» **Task directions**
Will you print the material below without altering a single character?
[start of The input]
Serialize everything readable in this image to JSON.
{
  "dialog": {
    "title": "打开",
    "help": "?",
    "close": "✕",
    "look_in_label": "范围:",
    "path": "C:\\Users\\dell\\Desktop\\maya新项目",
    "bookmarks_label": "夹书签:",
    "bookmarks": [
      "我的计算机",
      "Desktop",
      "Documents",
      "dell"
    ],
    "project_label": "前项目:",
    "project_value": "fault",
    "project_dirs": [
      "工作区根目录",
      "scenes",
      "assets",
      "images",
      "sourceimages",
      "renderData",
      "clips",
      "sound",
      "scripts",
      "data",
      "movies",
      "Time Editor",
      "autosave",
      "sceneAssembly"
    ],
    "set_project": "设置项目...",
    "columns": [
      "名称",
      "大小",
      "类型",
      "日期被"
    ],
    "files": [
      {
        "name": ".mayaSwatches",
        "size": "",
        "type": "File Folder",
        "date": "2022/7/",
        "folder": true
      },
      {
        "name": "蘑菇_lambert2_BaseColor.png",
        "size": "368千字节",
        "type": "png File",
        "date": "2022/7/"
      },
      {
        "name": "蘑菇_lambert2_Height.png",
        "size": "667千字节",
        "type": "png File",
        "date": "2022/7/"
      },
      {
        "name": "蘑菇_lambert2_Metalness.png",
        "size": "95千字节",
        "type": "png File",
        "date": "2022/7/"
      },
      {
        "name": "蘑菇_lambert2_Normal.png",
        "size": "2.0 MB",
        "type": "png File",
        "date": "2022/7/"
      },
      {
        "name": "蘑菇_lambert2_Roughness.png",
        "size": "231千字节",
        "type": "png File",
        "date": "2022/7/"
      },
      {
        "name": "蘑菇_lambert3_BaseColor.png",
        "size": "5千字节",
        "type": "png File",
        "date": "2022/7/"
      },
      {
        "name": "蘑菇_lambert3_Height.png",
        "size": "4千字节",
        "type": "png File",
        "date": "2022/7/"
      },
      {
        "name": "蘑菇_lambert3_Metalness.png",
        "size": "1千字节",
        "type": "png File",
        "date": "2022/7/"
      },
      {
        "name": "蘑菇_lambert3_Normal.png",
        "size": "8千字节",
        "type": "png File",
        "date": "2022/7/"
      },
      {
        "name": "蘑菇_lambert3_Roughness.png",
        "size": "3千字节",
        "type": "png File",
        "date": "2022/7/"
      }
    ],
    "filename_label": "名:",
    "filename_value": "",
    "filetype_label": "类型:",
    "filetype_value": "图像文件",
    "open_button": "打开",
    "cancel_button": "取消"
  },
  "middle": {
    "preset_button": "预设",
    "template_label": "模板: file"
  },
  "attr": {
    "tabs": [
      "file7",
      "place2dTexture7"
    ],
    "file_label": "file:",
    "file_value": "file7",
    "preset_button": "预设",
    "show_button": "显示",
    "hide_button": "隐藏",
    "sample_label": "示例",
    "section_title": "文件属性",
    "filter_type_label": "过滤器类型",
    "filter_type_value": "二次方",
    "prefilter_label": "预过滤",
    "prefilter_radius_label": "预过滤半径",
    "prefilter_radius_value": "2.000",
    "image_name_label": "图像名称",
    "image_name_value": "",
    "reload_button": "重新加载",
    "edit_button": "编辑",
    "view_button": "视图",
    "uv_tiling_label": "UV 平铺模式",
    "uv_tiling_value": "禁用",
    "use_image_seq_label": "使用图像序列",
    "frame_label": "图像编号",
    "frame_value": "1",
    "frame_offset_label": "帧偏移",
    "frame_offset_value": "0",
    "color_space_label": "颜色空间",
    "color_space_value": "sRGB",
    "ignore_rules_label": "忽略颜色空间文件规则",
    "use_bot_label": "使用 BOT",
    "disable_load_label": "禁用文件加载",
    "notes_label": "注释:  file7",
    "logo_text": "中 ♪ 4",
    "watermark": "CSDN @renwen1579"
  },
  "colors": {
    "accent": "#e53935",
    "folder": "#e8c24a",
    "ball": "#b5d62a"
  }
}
[end of The input]
» **Response**
Serialize everything readable in this image to JSON.
{
  "dialog": {
    "title": "打开",
    "help": "?",
    "close": "✕",
    "look_in_label": "范围:",
    "path": "C:\\Users\\dell\\Desktop\\maya新项目",
    "bookmarks_label": "夹书签:",
    "bookmarks": [
      "我的计算机",
      "Desktop",
      "Documents",
      "dell"
    ],
    "project_label": "前项目:",
    "project_value": "fault",
    "project_dirs": [
      "工作区根目录",
      "scenes",
      "assets",
      "images",
      "sourceimages",
      "renderData",
      "clips",
      "sound",
      "scripts",
      "data",
      "movies",
      "Time Editor",
      "autosave",
      "sceneAssembly"
    ],
    "set_project": "设置项目...",
    "columns": [
      "名称",
      "大小",
      "类型",
      "日期被"
    ],
    "files": [
      {
        "name": ".mayaSwatches",
        "size": "",
        "type": "File Folder",
        "date": "2022/7/",
        "folder": true
      },
      {
        "name": "蘑菇_lambert2_BaseColor.png",
        "size": "368千字节",
        "type": "png File",
        "date": "2022/7/"
      },
      {
        "name": "蘑菇_lambert2_Height.png",
        "size": "667千字节",
        "type": "png File",
        "date": "2022/7/"
      },
      {
        "name": "蘑菇_lambert2_Metalness.png",
        "size": "95千字节",
        "type": "png File",
        "date": "2022/7/"
      },
      {
        "name": "蘑菇_lambert2_Normal.png",
        "size": "2.0 MB",
        "type": "png File",
        "date": "2022/7/"
      },
      {
        "name": "蘑菇_lambert2_Roughness.png",
        "size": "231千字节",
        "type": "png File",
        "date": "2022/7/"
      },
      {
        "name": "蘑菇_lambert3_BaseColor.png",
        "size": "5千字节",
        "type": "png File",
        "date": "2022/7/"
      },
      {
        "name": "蘑菇_lambert3_Height.png",
        "size": "4千字节",
        "type": "png File",
        "date": "2022/7/"
      },
      {
        "name": "蘑菇_lambert3_Metalness.png",
        "size": "1千字节",
        "type": "png File",
        "date": "2022/7/"
      },
      {
        "name": "蘑菇_lambert3_Normal.png",
        "size": "8千字节",
        "type": "png File",
        "date": "2022/7/"
      },
      {
        "name": "蘑菇_lambert3_Roughness.png",
        "size": "3千字节",
        "type": "png File",
        "date": "2022/7/"
      }
    ],
    "filename_label": "名:",
    "filename_value": "",
    "filetype_label": "类型:",
    "filetype_value": "图像文件",
    "open_button": "打开",
    "cancel_button": "取消"
  },
  "middle": {
    "preset_button": "预设",
    "template_label": "模板: file"
  },
  "attr": {
    "tabs": [
      "file7",
      "place2dTexture7"
    ],
    "file_label": "file:",
    "file_value": "file7",
    "preset_button": "预设",
    "show_button": "显示",
    "hide_button": "隐藏",
    "sample_label": "示例",
    "section_title": "文件属性",
    "filter_type_label": "过滤器类型",
    "filter_type_value": "二次方",
    "prefilter_label": "预过滤",
    "prefilter_radius_label": "预过滤半径",
    "prefilter_radius_value": "2.000",
    "image_name_label": "图像名称",
    "image_name_value": "",
    "reload_button": "重新加载",
    "edit_button": "编辑",
    "view_button": "视图",
    "uv_tiling_label": "UV 平铺模式",
    "uv_tiling_value": "禁用",
    "use_image_seq_label": "使用图像序列",
    "frame_label": "图像编号",
    "frame_value": "1",
    "frame_offset_label": "帧偏移",
    "frame_offset_value": "0",
    "color_space_label": "颜色空间",
    "color_space_value": "sRGB",
    "ignore_rules_label": "忽略颜色空间文件规则",
    "use_bot_label": "使用 BOT",
    "disable_load_label": "禁用文件加载",
    "notes_label": "注释:  file7",
    "logo_text": "中 ♪ 4",
    "watermark": "CSDN @renwen1579"
  },
  "colors": {
    "accent": "#e53935",
    "folder": "#e8c24a",
    "ball": "#b5d62a"
  }
}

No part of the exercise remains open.